Collected data entries:
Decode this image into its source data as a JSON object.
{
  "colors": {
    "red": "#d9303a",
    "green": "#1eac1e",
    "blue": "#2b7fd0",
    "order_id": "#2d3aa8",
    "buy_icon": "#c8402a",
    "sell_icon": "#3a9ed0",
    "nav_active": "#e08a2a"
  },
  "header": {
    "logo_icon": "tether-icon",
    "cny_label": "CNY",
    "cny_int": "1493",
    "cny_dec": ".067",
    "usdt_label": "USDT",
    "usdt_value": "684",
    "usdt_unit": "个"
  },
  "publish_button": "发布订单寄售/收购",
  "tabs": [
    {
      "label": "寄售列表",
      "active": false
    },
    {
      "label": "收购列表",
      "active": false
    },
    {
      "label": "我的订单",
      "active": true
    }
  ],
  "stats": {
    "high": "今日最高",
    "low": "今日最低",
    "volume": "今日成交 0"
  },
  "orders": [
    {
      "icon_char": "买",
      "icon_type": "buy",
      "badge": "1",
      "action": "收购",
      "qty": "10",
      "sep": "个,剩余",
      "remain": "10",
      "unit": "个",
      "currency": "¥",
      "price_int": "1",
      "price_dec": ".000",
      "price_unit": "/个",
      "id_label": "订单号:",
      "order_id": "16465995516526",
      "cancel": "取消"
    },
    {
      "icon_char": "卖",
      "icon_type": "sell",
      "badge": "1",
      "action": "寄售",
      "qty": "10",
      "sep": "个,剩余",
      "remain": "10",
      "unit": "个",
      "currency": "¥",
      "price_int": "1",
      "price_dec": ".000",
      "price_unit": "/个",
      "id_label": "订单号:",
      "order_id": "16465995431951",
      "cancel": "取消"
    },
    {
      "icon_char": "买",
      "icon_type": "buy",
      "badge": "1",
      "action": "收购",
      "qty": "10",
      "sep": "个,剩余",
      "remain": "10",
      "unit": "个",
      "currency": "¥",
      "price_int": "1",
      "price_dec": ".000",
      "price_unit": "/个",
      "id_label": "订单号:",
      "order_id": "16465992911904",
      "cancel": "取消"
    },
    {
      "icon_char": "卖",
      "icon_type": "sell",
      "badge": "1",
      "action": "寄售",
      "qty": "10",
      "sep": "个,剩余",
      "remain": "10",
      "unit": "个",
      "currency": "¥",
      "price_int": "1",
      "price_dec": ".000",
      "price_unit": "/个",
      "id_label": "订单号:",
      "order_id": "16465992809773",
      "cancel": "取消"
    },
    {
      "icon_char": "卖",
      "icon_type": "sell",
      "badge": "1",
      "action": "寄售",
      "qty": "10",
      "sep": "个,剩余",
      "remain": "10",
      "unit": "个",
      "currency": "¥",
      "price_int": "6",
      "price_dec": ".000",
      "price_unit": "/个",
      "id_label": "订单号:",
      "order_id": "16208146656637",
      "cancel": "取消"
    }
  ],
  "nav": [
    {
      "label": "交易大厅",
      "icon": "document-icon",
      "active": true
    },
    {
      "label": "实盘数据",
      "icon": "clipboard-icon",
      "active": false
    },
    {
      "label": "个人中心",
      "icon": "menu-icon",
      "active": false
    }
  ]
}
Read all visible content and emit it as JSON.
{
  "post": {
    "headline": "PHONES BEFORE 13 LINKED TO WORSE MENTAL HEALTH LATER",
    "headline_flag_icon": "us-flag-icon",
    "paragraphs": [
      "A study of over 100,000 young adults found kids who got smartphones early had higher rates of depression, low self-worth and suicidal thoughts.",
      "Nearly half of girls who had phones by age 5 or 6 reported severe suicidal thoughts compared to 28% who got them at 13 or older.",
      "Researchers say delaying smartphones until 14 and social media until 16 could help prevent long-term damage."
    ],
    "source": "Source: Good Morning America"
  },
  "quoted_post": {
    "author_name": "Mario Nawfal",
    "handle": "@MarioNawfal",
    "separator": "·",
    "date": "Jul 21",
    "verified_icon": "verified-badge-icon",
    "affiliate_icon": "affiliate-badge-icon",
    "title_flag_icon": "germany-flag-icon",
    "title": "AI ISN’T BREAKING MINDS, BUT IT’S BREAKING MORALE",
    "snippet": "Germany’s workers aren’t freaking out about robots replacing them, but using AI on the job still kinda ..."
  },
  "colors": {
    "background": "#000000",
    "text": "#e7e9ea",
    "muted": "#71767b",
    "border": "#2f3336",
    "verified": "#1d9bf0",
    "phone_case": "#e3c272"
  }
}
---
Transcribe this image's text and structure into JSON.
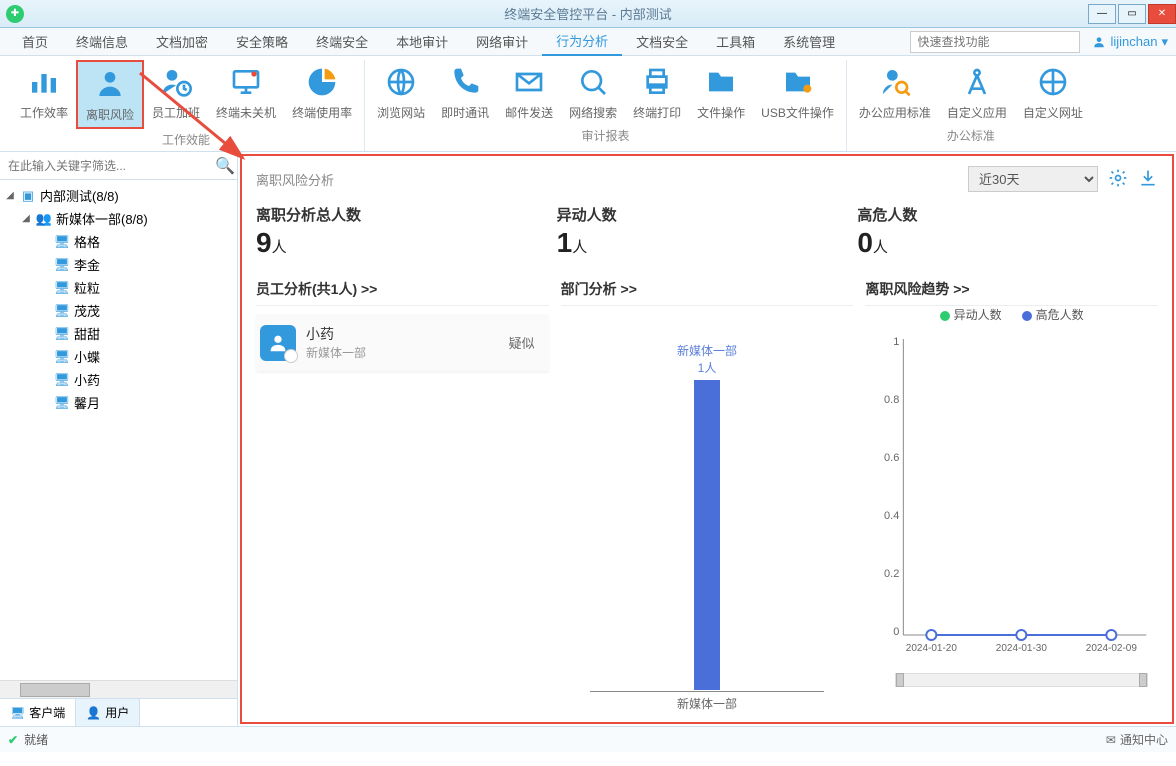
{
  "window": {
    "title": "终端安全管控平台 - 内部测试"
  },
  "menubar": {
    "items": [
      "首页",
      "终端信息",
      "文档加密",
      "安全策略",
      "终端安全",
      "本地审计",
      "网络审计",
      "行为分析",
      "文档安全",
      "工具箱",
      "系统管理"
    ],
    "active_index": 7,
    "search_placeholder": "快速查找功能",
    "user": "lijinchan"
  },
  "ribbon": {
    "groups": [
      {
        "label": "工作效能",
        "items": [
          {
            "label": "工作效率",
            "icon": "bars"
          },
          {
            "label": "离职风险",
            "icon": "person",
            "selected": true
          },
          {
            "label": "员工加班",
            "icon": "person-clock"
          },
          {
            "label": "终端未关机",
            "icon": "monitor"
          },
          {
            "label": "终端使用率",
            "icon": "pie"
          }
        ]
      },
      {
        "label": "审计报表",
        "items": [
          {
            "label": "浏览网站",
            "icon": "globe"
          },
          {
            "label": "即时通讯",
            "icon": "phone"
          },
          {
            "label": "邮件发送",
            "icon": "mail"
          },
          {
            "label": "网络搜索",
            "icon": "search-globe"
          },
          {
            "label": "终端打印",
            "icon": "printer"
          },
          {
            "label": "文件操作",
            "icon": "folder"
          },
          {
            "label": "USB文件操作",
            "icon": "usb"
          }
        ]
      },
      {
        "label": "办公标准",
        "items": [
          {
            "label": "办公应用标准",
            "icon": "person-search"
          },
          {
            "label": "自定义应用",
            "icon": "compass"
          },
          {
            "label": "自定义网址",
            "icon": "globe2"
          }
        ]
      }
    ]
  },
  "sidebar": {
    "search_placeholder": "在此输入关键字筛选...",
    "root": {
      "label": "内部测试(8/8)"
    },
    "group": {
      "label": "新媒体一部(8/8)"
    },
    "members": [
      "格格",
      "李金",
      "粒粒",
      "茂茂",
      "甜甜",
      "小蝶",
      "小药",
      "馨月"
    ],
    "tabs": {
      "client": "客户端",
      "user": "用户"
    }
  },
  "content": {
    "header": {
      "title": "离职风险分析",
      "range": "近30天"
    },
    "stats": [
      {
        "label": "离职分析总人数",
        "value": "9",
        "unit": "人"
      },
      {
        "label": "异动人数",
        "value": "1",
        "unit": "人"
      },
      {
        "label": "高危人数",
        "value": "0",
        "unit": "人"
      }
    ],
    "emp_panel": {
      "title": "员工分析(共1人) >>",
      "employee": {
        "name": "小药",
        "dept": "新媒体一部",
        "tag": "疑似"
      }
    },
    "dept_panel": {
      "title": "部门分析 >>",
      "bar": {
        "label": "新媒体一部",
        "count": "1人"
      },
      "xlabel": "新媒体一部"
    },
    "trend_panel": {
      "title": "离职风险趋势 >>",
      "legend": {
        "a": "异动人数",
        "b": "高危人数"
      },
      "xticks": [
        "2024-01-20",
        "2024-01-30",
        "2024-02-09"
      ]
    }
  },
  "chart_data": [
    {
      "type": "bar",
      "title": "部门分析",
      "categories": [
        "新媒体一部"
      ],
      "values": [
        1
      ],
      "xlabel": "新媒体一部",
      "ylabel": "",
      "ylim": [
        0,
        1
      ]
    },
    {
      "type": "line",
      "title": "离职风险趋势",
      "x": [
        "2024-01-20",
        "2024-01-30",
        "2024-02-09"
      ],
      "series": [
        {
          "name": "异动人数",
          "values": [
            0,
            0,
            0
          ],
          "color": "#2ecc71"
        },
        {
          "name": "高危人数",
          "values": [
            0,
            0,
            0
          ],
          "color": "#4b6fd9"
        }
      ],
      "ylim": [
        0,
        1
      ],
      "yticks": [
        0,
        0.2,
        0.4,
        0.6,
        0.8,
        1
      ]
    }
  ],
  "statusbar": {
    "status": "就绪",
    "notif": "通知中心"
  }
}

◆ What to produce: Where a line holds "image", copy it out.

◆ Written solution:
Decode this image into its source data as a JSON object.
Transcribe this image's text and structure into JSON.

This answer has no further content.